(Stored data entries)
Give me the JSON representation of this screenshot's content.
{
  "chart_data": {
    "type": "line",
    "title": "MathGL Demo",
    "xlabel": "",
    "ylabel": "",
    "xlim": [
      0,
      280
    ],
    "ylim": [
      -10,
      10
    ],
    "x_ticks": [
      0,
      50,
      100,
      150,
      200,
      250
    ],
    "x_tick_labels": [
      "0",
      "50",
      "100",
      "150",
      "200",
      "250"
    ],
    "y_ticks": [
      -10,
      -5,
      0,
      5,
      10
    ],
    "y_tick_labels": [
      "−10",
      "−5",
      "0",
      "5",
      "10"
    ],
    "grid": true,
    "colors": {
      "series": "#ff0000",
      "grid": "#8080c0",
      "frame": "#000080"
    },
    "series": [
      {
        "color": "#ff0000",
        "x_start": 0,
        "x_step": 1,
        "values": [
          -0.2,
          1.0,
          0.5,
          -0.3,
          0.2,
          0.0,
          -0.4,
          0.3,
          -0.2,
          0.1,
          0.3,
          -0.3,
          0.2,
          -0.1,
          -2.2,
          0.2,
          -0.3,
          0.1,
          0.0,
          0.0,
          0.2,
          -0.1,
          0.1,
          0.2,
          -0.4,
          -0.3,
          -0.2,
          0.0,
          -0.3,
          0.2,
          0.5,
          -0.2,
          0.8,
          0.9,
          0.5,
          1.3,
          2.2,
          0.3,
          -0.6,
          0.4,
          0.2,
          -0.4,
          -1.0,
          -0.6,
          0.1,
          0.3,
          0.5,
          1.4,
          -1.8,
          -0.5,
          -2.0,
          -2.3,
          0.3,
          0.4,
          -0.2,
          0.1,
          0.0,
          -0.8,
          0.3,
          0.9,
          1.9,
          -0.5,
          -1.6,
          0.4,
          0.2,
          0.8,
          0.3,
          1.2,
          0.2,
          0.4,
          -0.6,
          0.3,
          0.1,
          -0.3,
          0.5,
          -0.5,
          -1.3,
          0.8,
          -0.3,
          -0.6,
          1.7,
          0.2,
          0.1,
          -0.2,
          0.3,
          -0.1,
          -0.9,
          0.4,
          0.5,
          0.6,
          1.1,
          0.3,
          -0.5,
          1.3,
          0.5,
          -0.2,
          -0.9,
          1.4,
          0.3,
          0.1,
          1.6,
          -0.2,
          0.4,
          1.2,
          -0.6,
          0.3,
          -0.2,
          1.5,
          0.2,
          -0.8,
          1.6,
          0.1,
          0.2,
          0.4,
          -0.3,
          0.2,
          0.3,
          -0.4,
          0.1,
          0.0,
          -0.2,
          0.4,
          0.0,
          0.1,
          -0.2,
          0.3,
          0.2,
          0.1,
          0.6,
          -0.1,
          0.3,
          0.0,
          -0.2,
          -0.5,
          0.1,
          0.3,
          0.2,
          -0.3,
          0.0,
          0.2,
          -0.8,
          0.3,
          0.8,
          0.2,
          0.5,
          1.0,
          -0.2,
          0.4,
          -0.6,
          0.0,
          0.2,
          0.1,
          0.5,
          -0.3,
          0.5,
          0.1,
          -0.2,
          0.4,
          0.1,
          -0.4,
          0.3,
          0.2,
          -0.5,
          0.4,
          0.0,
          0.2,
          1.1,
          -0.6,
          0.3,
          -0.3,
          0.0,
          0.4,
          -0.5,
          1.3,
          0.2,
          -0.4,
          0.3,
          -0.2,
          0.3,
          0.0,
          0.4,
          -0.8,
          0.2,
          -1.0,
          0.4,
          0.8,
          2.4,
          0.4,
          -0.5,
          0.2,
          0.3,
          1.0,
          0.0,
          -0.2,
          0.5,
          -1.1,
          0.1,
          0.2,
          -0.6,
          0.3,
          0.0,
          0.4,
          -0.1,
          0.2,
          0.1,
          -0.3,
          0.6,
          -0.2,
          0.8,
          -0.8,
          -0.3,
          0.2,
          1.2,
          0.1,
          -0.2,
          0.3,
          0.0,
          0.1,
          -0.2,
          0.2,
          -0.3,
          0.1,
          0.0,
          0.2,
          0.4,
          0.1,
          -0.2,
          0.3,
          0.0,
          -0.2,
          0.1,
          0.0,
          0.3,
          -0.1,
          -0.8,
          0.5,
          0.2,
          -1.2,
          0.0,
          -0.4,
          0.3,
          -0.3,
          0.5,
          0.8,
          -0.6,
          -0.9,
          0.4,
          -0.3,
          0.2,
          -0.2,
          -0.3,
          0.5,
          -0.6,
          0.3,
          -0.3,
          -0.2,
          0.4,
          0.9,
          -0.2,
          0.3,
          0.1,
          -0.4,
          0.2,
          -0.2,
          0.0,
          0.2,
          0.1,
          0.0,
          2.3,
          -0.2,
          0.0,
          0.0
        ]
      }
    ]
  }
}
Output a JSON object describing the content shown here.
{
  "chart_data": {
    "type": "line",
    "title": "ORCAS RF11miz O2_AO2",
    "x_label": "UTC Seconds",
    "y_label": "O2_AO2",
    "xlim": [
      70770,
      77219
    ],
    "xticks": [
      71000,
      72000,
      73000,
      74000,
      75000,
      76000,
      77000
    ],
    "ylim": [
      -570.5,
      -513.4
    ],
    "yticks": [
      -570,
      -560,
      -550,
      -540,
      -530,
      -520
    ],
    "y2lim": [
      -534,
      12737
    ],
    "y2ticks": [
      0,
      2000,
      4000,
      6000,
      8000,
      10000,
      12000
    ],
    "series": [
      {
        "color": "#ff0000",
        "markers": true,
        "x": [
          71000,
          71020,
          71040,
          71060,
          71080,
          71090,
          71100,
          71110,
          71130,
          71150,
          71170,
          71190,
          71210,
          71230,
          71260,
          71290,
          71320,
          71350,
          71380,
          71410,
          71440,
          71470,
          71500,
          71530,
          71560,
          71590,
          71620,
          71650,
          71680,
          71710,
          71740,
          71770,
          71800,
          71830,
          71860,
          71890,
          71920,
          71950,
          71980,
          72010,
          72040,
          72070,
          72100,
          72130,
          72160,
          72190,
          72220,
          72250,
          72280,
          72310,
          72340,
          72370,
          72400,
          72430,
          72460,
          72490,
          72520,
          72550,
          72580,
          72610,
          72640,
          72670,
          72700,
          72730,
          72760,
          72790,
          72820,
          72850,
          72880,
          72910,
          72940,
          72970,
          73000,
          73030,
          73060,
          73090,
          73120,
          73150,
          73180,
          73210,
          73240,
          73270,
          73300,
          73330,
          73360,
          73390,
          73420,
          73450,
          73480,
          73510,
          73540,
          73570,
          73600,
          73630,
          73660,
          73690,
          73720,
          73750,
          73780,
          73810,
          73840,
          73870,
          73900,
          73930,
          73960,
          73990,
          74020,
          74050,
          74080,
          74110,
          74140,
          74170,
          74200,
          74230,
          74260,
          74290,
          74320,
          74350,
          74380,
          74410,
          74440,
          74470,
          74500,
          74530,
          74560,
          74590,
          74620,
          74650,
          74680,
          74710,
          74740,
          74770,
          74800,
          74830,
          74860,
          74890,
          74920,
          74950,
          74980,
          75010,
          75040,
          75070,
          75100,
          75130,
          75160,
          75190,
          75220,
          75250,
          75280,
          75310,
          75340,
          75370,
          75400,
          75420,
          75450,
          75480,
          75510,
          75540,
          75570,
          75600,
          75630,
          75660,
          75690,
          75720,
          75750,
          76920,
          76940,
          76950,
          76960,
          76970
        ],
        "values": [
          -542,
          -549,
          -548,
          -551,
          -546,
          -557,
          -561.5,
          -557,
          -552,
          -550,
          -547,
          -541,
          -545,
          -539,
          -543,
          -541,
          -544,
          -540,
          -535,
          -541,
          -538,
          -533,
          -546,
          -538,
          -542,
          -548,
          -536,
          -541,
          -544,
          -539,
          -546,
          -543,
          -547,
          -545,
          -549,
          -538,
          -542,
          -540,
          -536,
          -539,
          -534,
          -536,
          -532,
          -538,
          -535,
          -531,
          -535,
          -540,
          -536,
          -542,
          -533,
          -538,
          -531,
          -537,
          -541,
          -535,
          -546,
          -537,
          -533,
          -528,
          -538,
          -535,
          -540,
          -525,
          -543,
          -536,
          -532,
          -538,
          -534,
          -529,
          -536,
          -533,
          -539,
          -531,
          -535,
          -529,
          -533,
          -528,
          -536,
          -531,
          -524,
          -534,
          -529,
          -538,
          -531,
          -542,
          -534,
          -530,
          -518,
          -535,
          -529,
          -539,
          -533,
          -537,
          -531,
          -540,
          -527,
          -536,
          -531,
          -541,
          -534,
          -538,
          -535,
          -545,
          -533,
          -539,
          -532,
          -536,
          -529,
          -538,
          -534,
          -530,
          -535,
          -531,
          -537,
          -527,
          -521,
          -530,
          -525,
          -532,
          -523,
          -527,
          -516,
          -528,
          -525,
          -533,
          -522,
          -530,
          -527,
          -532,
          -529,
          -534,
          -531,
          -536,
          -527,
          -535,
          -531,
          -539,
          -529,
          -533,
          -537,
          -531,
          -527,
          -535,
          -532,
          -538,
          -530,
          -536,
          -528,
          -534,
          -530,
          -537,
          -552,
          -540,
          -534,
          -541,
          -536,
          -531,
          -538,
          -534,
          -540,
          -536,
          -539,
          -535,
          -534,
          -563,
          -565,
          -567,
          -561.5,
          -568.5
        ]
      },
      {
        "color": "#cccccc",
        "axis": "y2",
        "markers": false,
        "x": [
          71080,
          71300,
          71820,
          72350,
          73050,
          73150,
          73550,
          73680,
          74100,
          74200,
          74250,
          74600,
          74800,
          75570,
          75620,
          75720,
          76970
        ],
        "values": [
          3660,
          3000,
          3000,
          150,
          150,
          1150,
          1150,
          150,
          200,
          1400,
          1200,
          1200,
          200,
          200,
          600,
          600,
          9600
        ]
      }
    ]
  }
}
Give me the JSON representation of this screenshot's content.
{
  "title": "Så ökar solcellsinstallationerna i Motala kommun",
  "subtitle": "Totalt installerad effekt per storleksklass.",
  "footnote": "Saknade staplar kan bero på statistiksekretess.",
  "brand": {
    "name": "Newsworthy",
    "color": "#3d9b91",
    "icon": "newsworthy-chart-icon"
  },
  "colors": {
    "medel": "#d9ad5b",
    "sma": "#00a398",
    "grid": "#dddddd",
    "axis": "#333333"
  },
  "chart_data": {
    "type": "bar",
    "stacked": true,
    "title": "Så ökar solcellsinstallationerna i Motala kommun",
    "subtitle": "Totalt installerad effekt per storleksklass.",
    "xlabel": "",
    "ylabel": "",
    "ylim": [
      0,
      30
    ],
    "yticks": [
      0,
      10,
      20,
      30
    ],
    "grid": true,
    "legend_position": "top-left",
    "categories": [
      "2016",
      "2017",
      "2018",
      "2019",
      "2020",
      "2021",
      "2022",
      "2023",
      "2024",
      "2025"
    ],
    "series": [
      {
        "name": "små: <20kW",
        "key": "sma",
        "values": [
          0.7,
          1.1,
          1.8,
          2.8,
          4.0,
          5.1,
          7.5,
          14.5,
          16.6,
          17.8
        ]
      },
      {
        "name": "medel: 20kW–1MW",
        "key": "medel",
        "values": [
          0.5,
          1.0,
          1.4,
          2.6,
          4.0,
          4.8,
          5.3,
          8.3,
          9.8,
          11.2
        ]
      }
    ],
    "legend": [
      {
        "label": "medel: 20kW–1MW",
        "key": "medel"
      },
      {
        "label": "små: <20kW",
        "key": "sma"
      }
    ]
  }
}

Exercise objective — Using the records above, find and show each line with the string "Totalt".

Task result —
  "subtitle": "Totalt installerad effekt per storleksklass.",
    "subtitle": "Totalt installerad effekt per storleksklass.",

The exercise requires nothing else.